____ RECORDS PROVIDED

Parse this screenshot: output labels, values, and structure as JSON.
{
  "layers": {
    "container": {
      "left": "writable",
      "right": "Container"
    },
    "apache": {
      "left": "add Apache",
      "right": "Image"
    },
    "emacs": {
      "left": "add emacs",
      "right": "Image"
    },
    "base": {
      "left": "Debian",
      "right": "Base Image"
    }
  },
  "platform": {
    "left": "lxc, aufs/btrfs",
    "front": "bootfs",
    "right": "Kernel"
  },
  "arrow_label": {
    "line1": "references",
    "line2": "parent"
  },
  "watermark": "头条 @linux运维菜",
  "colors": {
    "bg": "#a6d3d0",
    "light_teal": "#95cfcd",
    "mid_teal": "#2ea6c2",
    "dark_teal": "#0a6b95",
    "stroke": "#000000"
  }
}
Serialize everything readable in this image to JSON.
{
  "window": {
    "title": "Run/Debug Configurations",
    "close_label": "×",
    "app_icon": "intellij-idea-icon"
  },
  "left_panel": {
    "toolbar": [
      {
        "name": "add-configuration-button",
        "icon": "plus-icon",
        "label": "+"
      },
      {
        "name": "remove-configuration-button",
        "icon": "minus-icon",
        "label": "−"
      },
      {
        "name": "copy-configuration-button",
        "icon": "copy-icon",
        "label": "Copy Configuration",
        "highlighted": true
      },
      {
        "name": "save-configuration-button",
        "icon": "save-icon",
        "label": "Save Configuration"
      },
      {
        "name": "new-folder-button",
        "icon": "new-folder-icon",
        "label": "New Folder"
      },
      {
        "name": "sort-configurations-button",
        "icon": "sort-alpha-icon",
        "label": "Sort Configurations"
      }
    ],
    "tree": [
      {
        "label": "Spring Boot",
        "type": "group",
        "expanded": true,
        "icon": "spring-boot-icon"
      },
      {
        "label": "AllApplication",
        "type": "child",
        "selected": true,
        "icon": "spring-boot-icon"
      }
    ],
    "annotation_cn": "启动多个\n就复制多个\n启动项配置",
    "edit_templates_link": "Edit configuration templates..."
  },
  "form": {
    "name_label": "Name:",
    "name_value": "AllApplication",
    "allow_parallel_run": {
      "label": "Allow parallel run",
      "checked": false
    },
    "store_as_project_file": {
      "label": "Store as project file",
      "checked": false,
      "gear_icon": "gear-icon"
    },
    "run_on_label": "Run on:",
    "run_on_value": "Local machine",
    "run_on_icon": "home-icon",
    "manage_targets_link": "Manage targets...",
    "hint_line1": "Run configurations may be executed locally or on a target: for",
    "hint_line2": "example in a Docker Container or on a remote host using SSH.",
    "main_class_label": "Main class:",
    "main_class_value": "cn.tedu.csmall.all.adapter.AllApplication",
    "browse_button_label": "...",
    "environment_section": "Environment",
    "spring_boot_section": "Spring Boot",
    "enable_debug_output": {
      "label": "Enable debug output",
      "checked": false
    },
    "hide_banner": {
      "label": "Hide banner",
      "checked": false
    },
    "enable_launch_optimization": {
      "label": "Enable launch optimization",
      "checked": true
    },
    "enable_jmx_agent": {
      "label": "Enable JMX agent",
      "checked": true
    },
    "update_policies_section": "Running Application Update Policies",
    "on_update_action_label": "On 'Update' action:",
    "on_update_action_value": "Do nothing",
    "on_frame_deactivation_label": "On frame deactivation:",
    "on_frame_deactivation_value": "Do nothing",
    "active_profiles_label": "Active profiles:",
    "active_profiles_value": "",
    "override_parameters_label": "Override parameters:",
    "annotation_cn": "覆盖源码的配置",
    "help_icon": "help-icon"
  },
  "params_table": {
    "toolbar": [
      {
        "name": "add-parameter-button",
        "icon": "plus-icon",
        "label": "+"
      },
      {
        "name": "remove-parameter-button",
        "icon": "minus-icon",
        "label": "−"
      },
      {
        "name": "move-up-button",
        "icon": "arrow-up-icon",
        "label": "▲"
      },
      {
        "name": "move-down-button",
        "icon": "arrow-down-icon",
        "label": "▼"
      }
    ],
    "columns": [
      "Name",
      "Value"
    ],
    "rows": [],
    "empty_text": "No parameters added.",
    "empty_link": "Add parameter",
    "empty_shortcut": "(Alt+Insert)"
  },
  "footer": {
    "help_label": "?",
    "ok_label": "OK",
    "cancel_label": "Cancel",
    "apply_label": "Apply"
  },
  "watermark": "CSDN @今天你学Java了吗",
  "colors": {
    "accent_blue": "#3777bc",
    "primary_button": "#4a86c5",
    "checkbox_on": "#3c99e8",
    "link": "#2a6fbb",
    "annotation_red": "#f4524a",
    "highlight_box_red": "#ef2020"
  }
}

________

WHAT IS ASKED >> Filter out all lines lacking the word "remove" and copy the rest.

EXERCISE RESULT >>
        "name": "remove-configuration-button",
        "name": "remove-parameter-button",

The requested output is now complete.